EXERCISE:
Repeat every line of the listing below exactly, minus the pictures.

---- DATASET

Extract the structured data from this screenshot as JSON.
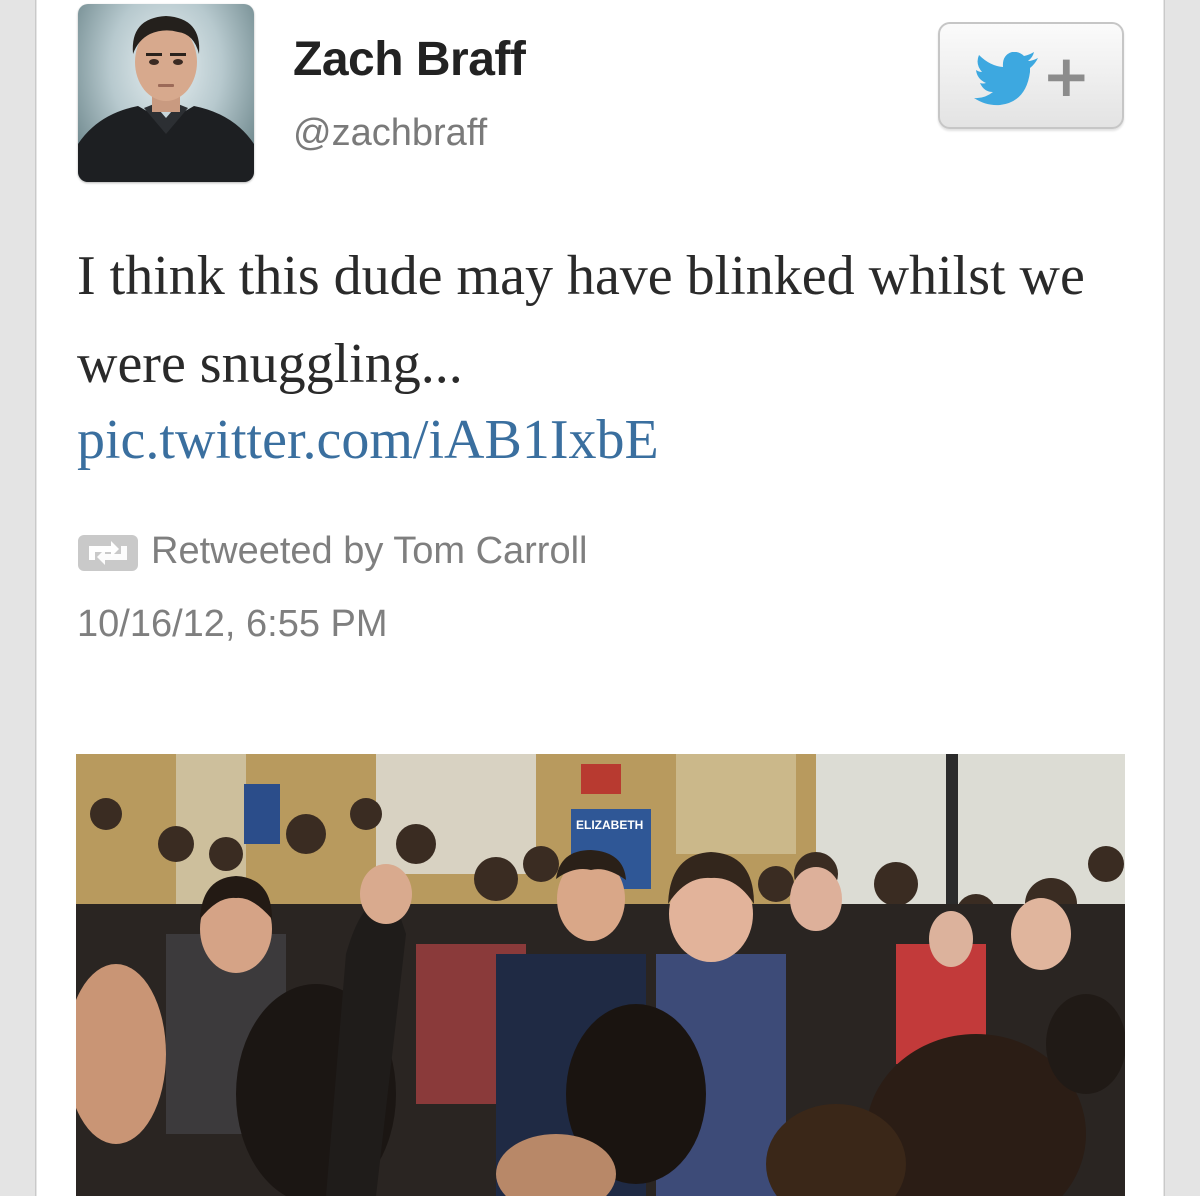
{
  "user": {
    "name": "Zach Braff",
    "handle": "@zachbraff"
  },
  "follow_button": {
    "icon": "twitter-bird-icon",
    "label": "+"
  },
  "tweet": {
    "text": "I think this dude may have blinked whilst we were snuggling...",
    "link": "pic.twitter.com/iAB1IxbE"
  },
  "retweet": {
    "icon": "retweet-icon",
    "label": "Retweeted by Tom Carroll"
  },
  "timestamp": "10/16/12, 6:55 PM",
  "photo": {
    "signs": [
      "ELIZABETH",
      "ELIZABETH"
    ]
  },
  "colors": {
    "link": "#3a6f9f",
    "bird": "#3da8e0",
    "muted": "#7f7f7f"
  }
}
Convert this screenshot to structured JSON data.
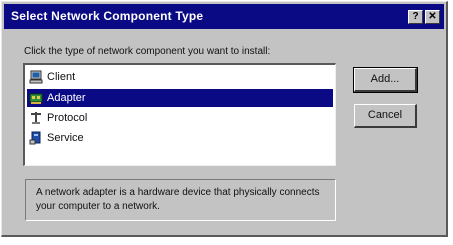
{
  "window": {
    "title": "Select Network Component Type",
    "help_button": "?",
    "close_button": "✕"
  },
  "instruction": "Click the type of network component you want to install:",
  "components": [
    {
      "label": "Client",
      "icon": "client-computer-icon",
      "selected": false
    },
    {
      "label": "Adapter",
      "icon": "network-adapter-icon",
      "selected": true
    },
    {
      "label": "Protocol",
      "icon": "protocol-icon",
      "selected": false
    },
    {
      "label": "Service",
      "icon": "service-icon",
      "selected": false
    }
  ],
  "buttons": {
    "add": "Add...",
    "cancel": "Cancel"
  },
  "description": "A network adapter is a hardware device that physically connects your computer to a network.",
  "colors": {
    "titlebar": "#0a0a84",
    "dialog_face": "#c3c3c3",
    "selection": "#0a0a84"
  }
}
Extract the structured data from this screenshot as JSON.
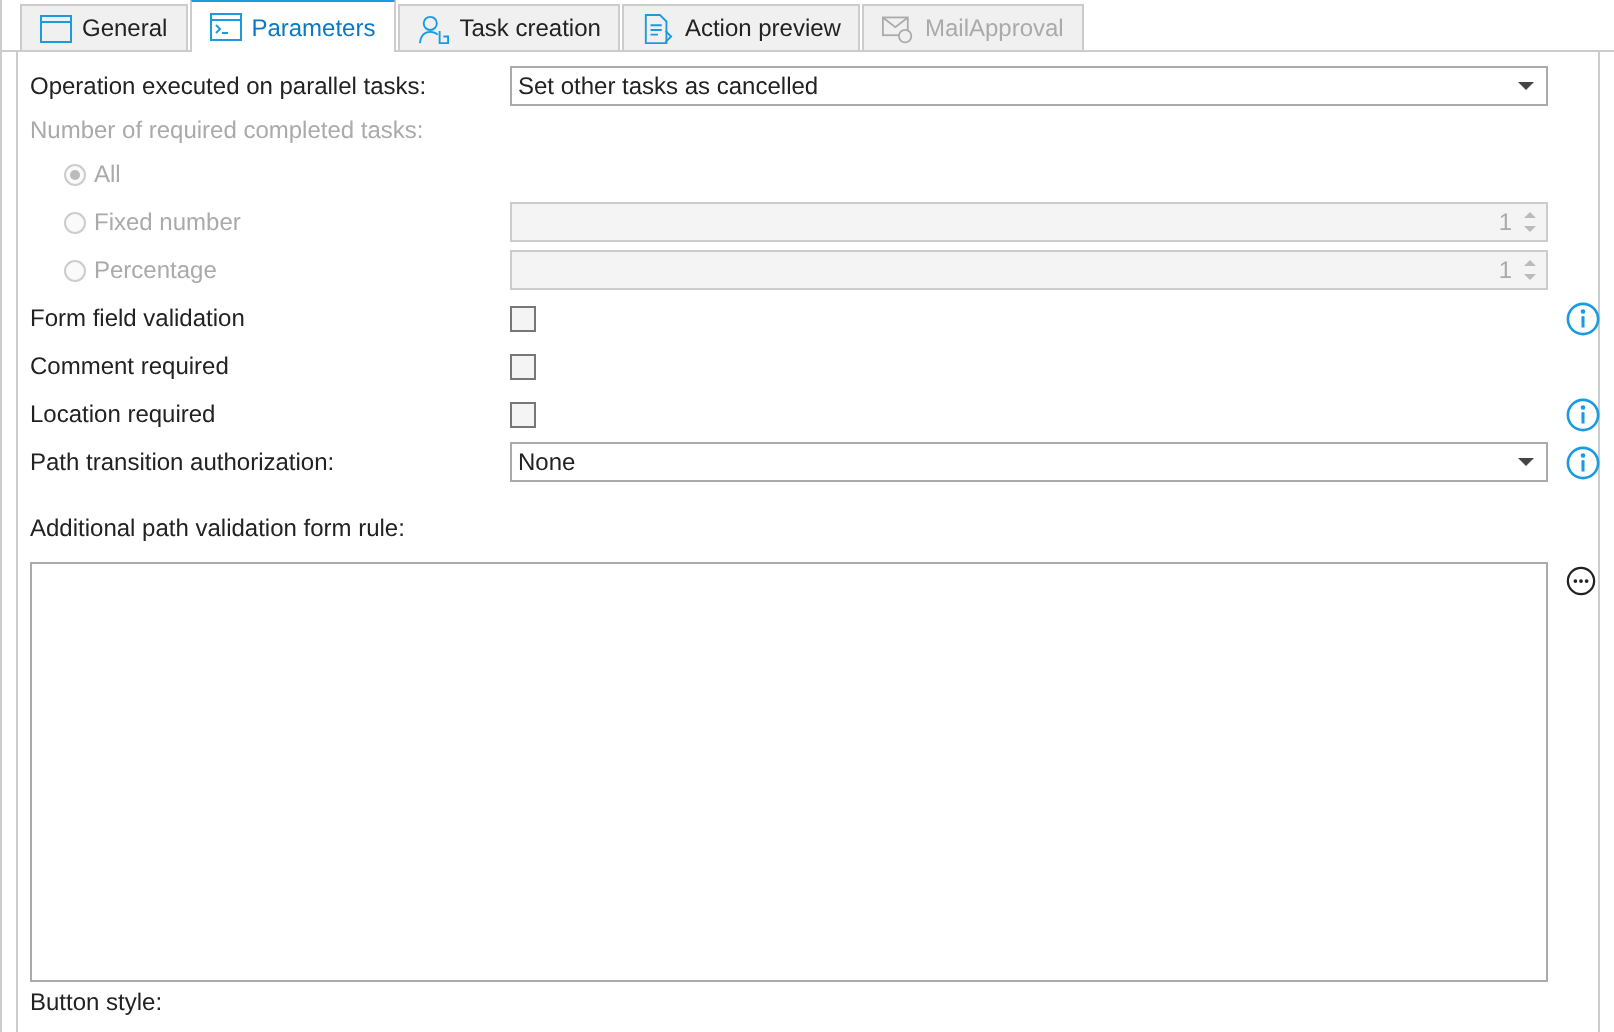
{
  "tabs": [
    {
      "label": "General",
      "selected": false,
      "disabled": false
    },
    {
      "label": "Parameters",
      "selected": true,
      "disabled": false
    },
    {
      "label": "Task creation",
      "selected": false,
      "disabled": false
    },
    {
      "label": "Action preview",
      "selected": false,
      "disabled": false
    },
    {
      "label": "MailApproval",
      "selected": false,
      "disabled": true
    }
  ],
  "rows": [
    {
      "kind": "dropdown",
      "label": "Operation executed on parallel tasks:",
      "value": "Set other tasks as cancelled",
      "info": false
    },
    {
      "kind": "heading",
      "label": "Number of required completed tasks:",
      "disabled": true
    },
    {
      "kind": "radio",
      "label": "All",
      "selected": true,
      "disabled": true
    },
    {
      "kind": "radio",
      "label": "Fixed number",
      "selected": false,
      "disabled": true,
      "spinner_value": "1"
    },
    {
      "kind": "radio",
      "label": "Percentage",
      "selected": false,
      "disabled": true,
      "spinner_value": "1"
    },
    {
      "kind": "checkbox",
      "label": "Form field validation",
      "checked": false,
      "info": true
    },
    {
      "kind": "checkbox",
      "label": "Comment required",
      "checked": false,
      "info": false
    },
    {
      "kind": "checkbox",
      "label": "Location required",
      "checked": false,
      "info": true
    },
    {
      "kind": "dropdown",
      "label": "Path transition authorization:",
      "value": "None",
      "info": true
    }
  ],
  "rule_editor": {
    "label": "Additional path validation form rule:"
  },
  "next_section_label": "Button style:"
}
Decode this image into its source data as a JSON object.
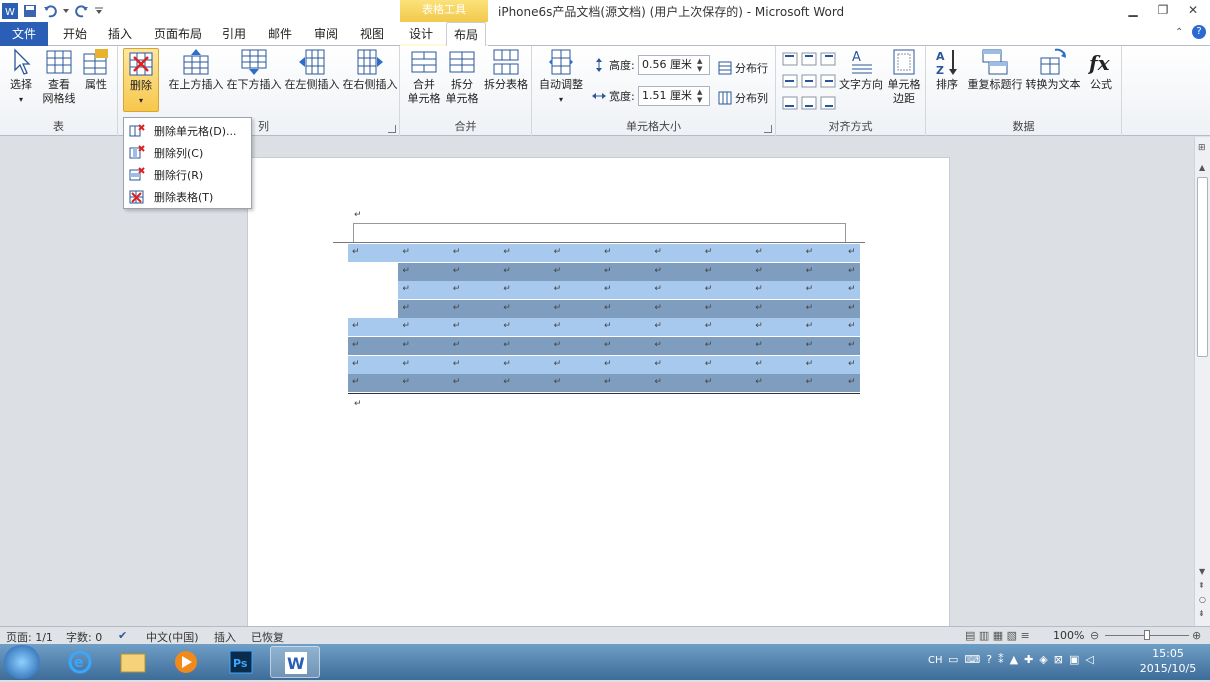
{
  "window": {
    "title": "iPhone6s产品文档(源文档) (用户上次保存的) - Microsoft Word",
    "context_tab_group": "表格工具"
  },
  "tabs": [
    "文件",
    "开始",
    "插入",
    "页面布局",
    "引用",
    "邮件",
    "审阅",
    "视图",
    "设计",
    "布局"
  ],
  "active_tab": "布局",
  "ribbon": {
    "table_group": {
      "label": "表",
      "select": "选择",
      "gridlines_l1": "查看",
      "gridlines_l2": "网格线",
      "properties": "属性"
    },
    "rows_cols_group": {
      "label": "行和列",
      "label_visible": "列",
      "delete": "删除",
      "insert_above": "在上方插入",
      "insert_below": "在下方插入",
      "insert_left": "在左侧插入",
      "insert_right": "在右侧插入"
    },
    "merge_group": {
      "label": "合并",
      "merge_l1": "合并",
      "merge_l2": "单元格",
      "split_l1": "拆分",
      "split_l2": "单元格",
      "split_table": "拆分表格"
    },
    "cell_size_group": {
      "label": "单元格大小",
      "autofit": "自动调整",
      "height_label": "高度:",
      "height_value": "0.56 厘米",
      "width_label": "宽度:",
      "width_value": "1.51 厘米",
      "distribute_rows": "分布行",
      "distribute_cols": "分布列"
    },
    "alignment_group": {
      "label": "对齐方式",
      "text_direction": "文字方向",
      "cell_margins_l1": "单元格",
      "cell_margins_l2": "边距"
    },
    "data_group": {
      "label": "数据",
      "sort": "排序",
      "repeat_header": "重复标题行",
      "convert_to_text": "转换为文本",
      "formula": "公式"
    }
  },
  "delete_menu": {
    "items": [
      "删除单元格(D)...",
      "删除列(C)",
      "删除行(R)",
      "删除表格(T)"
    ]
  },
  "document": {
    "paragraph_mark": "↵"
  },
  "status_bar": {
    "page": "页面: 1/1",
    "words": "字数: 0",
    "language": "中文(中国)",
    "insert_mode": "插入",
    "recovered": "已恢复",
    "zoom": "100%"
  },
  "taskbar": {
    "ime": "CH",
    "time": "15:05",
    "date": "2015/10/5"
  },
  "colors": {
    "selection_light": "#a8c9ee",
    "selection_dark": "#7f9ebf",
    "file_tab": "#2a5fb5",
    "context_tab": "#f2c94c"
  }
}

--------

EXERCISE RESULT:
Extract the structured data from this screenshot as JSON.
{
  "user": {
    "name": "Zach Braff",
    "handle": "@zachbraff"
  },
  "follow_button": {
    "icon": "twitter-bird-icon",
    "label": "+"
  },
  "tweet": {
    "text": "I think this dude may have blinked whilst we were snuggling...",
    "link": "pic.twitter.com/iAB1IxbE"
  },
  "retweet": {
    "icon": "retweet-icon",
    "label": "Retweeted by Tom Carroll"
  },
  "timestamp": "10/16/12, 6:55 PM",
  "photo": {
    "signs": [
      "ELIZABETH",
      "ELIZABETH"
    ]
  },
  "colors": {
    "link": "#3a6f9f",
    "bird": "#3da8e0",
    "muted": "#7f7f7f"
  }
}
Convert this screenshot to structured JSON data.
{
  "window": {
    "title": "Select Network Component Type",
    "help_button": "?",
    "close_button": "✕"
  },
  "instruction": "Click the type of network component you want to install:",
  "components": [
    {
      "label": "Client",
      "icon": "client-computer-icon",
      "selected": false
    },
    {
      "label": "Adapter",
      "icon": "network-adapter-icon",
      "selected": true
    },
    {
      "label": "Protocol",
      "icon": "protocol-icon",
      "selected": false
    },
    {
      "label": "Service",
      "icon": "service-icon",
      "selected": false
    }
  ],
  "buttons": {
    "add": "Add...",
    "cancel": "Cancel"
  },
  "description": "A network adapter is a hardware device that physically connects your computer to a network.",
  "colors": {
    "titlebar": "#0a0a84",
    "dialog_face": "#c3c3c3",
    "selection": "#0a0a84"
  }
}
Extract the structured data from this screenshot as JSON.
{
  "tabs": [
    {
      "label": "General",
      "selected": false,
      "disabled": false
    },
    {
      "label": "Parameters",
      "selected": true,
      "disabled": false
    },
    {
      "label": "Task creation",
      "selected": false,
      "disabled": false
    },
    {
      "label": "Action preview",
      "selected": false,
      "disabled": false
    },
    {
      "label": "MailApproval",
      "selected": false,
      "disabled": true
    }
  ],
  "rows": [
    {
      "kind": "dropdown",
      "label": "Operation executed on parallel tasks:",
      "value": "Set other tasks as cancelled",
      "info": false
    },
    {
      "kind": "heading",
      "label": "Number of required completed tasks:",
      "disabled": true
    },
    {
      "kind": "radio",
      "label": "All",
      "selected": true,
      "disabled": true
    },
    {
      "kind": "radio",
      "label": "Fixed number",
      "selected": false,
      "disabled": true,
      "spinner_value": "1"
    },
    {
      "kind": "radio",
      "label": "Percentage",
      "selected": false,
      "disabled": true,
      "spinner_value": "1"
    },
    {
      "kind": "checkbox",
      "label": "Form field validation",
      "checked": false,
      "info": true
    },
    {
      "kind": "checkbox",
      "label": "Comment required",
      "checked": false,
      "info": false
    },
    {
      "kind": "checkbox",
      "label": "Location required",
      "checked": false,
      "info": true
    },
    {
      "kind": "dropdown",
      "label": "Path transition authorization:",
      "value": "None",
      "info": true
    }
  ],
  "rule_editor": {
    "label": "Additional path validation form rule:"
  },
  "next_section_label": "Button style:"
}
Decode this image into its source data as a JSON object.
{
  "window": {
    "title": "iPhone6s产品文档(源文档) (用户上次保存的) - Microsoft Word",
    "context_tab_group": "表格工具"
  },
  "tabs": [
    "文件",
    "开始",
    "插入",
    "页面布局",
    "引用",
    "邮件",
    "审阅",
    "视图",
    "设计",
    "布局"
  ],
  "active_tab": "布局",
  "ribbon": {
    "table_group": {
      "label": "表",
      "select": "选择",
      "gridlines_l1": "查看",
      "gridlines_l2": "网格线",
      "properties": "属性"
    },
    "rows_cols_group": {
      "label": "行和列",
      "label_visible": "列",
      "delete": "删除",
      "insert_above": "在上方插入",
      "insert_below": "在下方插入",
      "insert_left": "在左侧插入",
      "insert_right": "在右侧插入"
    },
    "merge_group": {
      "label": "合并",
      "merge_l1": "合并",
      "merge_l2": "单元格",
      "split_l1": "拆分",
      "split_l2": "单元格",
      "split_table": "拆分表格"
    },
    "cell_size_group": {
      "label": "单元格大小",
      "autofit": "自动调整",
      "height_label": "高度:",
      "height_value": "0.56 厘米",
      "width_label": "宽度:",
      "width_value": "1.51 厘米",
      "distribute_rows": "分布行",
      "distribute_cols": "分布列"
    },
    "alignment_group": {
      "label": "对齐方式",
      "text_direction": "文字方向",
      "cell_margins_l1": "单元格",
      "cell_margins_l2": "边距"
    },
    "data_group": {
      "label": "数据",
      "sort": "排序",
      "repeat_header": "重复标题行",
      "convert_to_text": "转换为文本",
      "formula": "公式"
    }
  },
  "delete_menu": {
    "items": [
      "删除单元格(D)...",
      "删除列(C)",
      "删除行(R)",
      "删除表格(T)"
    ]
  },
  "document": {
    "paragraph_mark": "↵"
  },
  "status_bar": {
    "page": "页面: 1/1",
    "words": "字数: 0",
    "language": "中文(中国)",
    "insert_mode": "插入",
    "recovered": "已恢复",
    "zoom": "100%"
  },
  "taskbar": {
    "ime": "CH",
    "time": "15:05",
    "date": "2015/10/5"
  },
  "colors": {
    "selection_light": "#a8c9ee",
    "selection_dark": "#7f9ebf",
    "file_tab": "#2a5fb5",
    "context_tab": "#f2c94c"
  }
}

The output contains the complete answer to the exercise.